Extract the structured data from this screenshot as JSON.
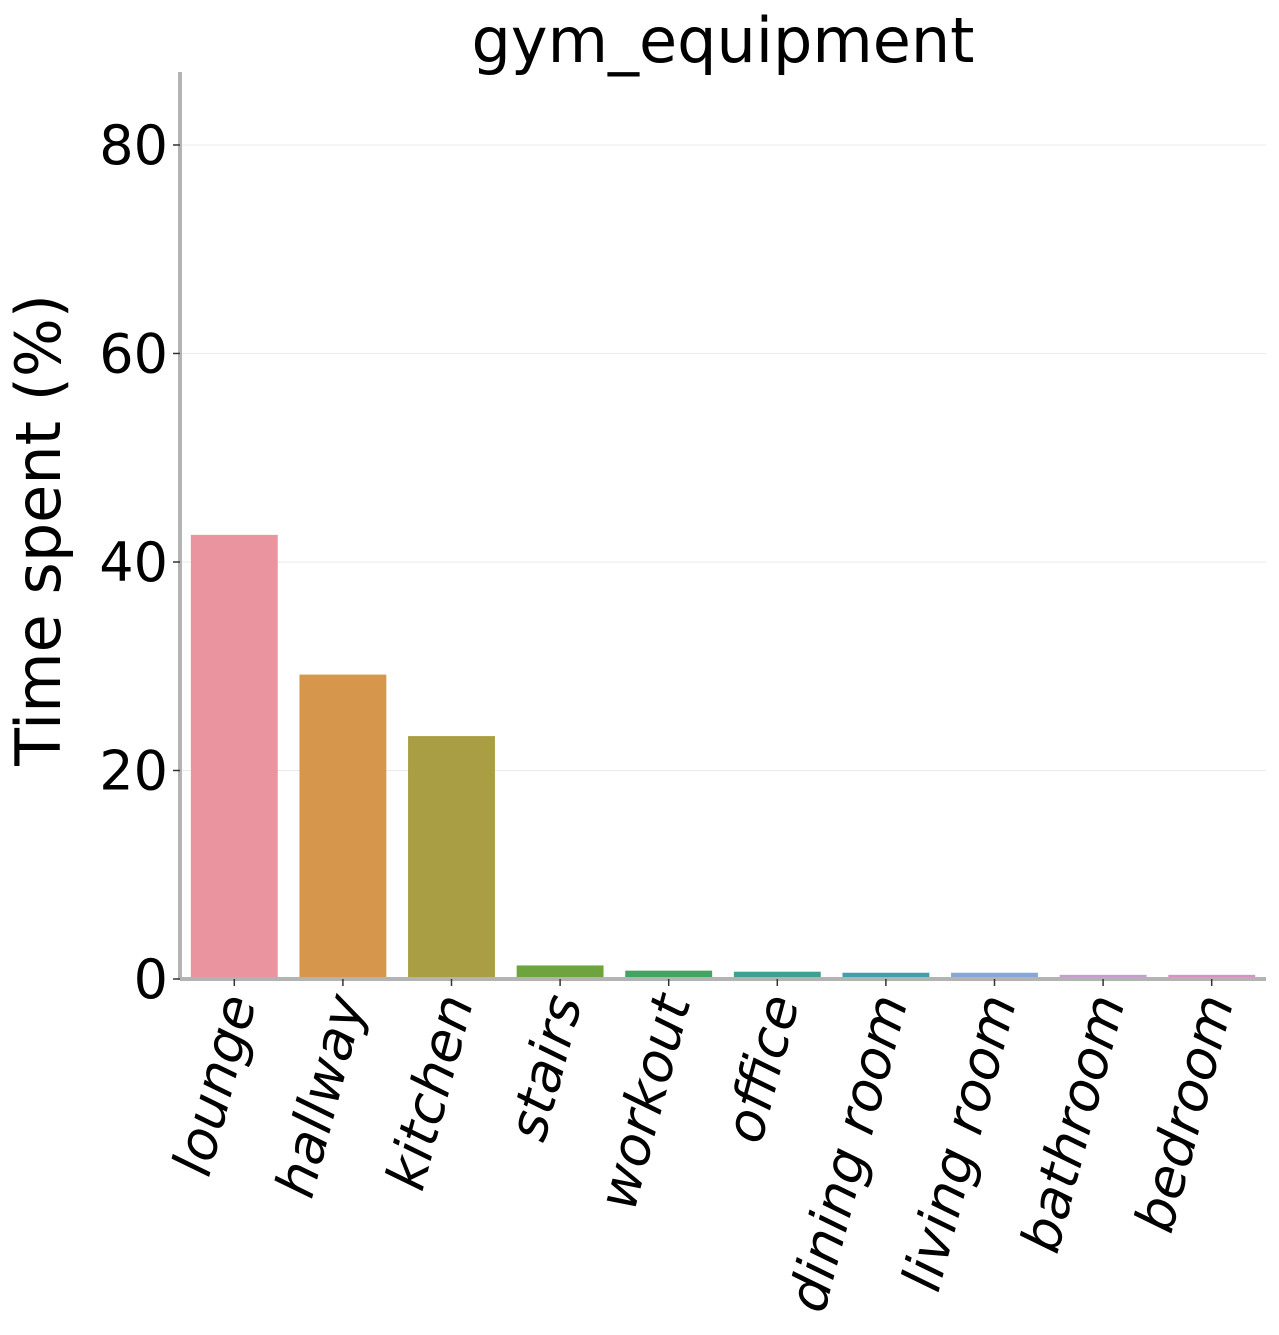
{
  "chart_data": {
    "type": "bar",
    "title": "gym_equipment",
    "xlabel": "",
    "ylabel": "Time spent (%)",
    "ylim": [
      0,
      87
    ],
    "yticks": [
      0,
      20,
      40,
      60,
      80
    ],
    "grid": true,
    "legend": "none",
    "categories": [
      "lounge",
      "hallway",
      "kitchen",
      "stairs",
      "workout",
      "office",
      "dining room",
      "living room",
      "bathroom",
      "bedroom"
    ],
    "values": [
      42.6,
      29.2,
      23.3,
      1.3,
      0.8,
      0.7,
      0.6,
      0.6,
      0.4,
      0.4
    ],
    "colors": [
      "#e9949f",
      "#d6964c",
      "#a99e43",
      "#6ea43d",
      "#3fa561",
      "#3ea092",
      "#3fa0ad",
      "#89a6d8",
      "#c99ad5",
      "#e08cc8"
    ]
  }
}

+ + + + + + +

◆ Exercise goal ◆
All of the records above must be copied exactly, except for the pictures.

◆ Result for this task ◆
Extract the structured data from this screenshot as JSON.
{
  "chart_data": {
    "type": "bar",
    "title": "gym_equipment",
    "xlabel": "",
    "ylabel": "Time spent (%)",
    "ylim": [
      0,
      87
    ],
    "yticks": [
      0,
      20,
      40,
      60,
      80
    ],
    "grid": true,
    "legend": "none",
    "categories": [
      "lounge",
      "hallway",
      "kitchen",
      "stairs",
      "workout",
      "office",
      "dining room",
      "living room",
      "bathroom",
      "bedroom"
    ],
    "values": [
      42.6,
      29.2,
      23.3,
      1.3,
      0.8,
      0.7,
      0.6,
      0.6,
      0.4,
      0.4
    ],
    "colors": [
      "#e9949f",
      "#d6964c",
      "#a99e43",
      "#6ea43d",
      "#3fa561",
      "#3ea092",
      "#3fa0ad",
      "#89a6d8",
      "#c99ad5",
      "#e08cc8"
    ]
  }
}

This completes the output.